[Written exercise 1]
In the Isaac Chilemba profile below, which title did he hold from 2010 to 2011?
[Written exercise 2]
Copy word for word the part of the Isaac Chilemba profile below from "Boxing career" to "boxer (born 1987)".

>> Begin Given passage

Isaac Chilemba

Personal information
- Nickname: Golden Boy
- Nationality: Malawian
- Born: Miguel Isaac Chilemba Zuze 17 May 1987 (age 39) Blantyre, Malawi
- Height: 6 ft 0 in (183 cm)
- Weight: Super-middleweight; Light-heavyweight;

Boxing career
- Reach: 73 in (185 cm)
- Stance: Orthodox

Boxing record
- Total fights: 40
- Wins: 27
- Win by KO: 10
- Losses: 10
- Draws: 3

= Isaac Chilemba =

Malawian boxer (born 1987)

Miguel Isaac Chilemba Zuze (born 17 May 1987) is a Malawian professional boxer who held the IBO super-middleweight title from 2010 to 2011, and challenged for the WBA (Undisputed), IBF, and WBO light-heavyweight titles in 2016.

>> End Given passage
>> Begin Provided information

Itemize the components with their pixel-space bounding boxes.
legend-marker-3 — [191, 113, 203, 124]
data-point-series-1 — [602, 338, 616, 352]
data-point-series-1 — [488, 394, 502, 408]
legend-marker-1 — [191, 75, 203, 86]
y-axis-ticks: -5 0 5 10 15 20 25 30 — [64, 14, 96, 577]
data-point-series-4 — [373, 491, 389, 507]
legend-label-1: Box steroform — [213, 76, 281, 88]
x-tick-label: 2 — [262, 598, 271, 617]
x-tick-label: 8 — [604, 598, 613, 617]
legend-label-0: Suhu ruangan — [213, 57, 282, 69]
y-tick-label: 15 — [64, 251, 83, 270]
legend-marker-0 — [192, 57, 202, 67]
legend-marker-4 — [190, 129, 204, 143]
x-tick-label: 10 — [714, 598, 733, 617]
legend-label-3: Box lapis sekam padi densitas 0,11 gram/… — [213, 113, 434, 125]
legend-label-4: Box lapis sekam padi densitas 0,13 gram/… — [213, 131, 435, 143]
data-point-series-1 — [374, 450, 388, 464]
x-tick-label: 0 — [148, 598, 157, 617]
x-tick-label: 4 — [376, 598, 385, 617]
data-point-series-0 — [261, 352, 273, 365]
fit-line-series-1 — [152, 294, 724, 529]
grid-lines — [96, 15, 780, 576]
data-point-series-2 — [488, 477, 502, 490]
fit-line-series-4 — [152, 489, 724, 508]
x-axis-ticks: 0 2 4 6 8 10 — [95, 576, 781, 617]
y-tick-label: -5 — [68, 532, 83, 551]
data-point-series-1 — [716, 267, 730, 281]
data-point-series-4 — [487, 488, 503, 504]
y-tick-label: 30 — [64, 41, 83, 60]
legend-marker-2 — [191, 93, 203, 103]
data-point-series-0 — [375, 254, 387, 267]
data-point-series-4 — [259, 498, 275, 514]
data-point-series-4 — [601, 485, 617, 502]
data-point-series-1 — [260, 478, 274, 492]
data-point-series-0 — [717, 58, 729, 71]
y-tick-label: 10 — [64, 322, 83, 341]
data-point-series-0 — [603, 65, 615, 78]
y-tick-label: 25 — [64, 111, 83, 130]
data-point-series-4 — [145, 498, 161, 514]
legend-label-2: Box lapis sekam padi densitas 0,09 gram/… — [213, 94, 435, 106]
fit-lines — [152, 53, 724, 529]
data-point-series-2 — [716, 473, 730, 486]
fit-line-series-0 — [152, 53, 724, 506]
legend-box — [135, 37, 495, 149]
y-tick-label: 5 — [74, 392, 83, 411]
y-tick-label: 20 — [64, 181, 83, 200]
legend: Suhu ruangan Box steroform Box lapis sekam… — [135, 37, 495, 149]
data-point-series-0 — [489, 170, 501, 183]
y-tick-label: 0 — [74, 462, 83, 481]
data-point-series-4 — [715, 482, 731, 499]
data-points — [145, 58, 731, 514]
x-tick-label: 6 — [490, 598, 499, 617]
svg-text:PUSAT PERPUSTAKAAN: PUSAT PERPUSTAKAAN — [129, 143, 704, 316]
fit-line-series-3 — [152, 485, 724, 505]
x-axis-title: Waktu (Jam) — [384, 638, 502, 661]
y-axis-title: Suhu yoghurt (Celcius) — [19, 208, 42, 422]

>> End Provided information

[Correct answer 1]
The IBO super-middleweight title

[Correct answer 2]
Boxing career
- Reach: 73 in (185 cm)
- Stance: Orthodox

Boxing record
- Total fights: 40
- Wins: 27
- Win by KO: 10
- Losses: 10
- Draws: 3

= Isaac Chilemba =

Malawian boxer (born 1987)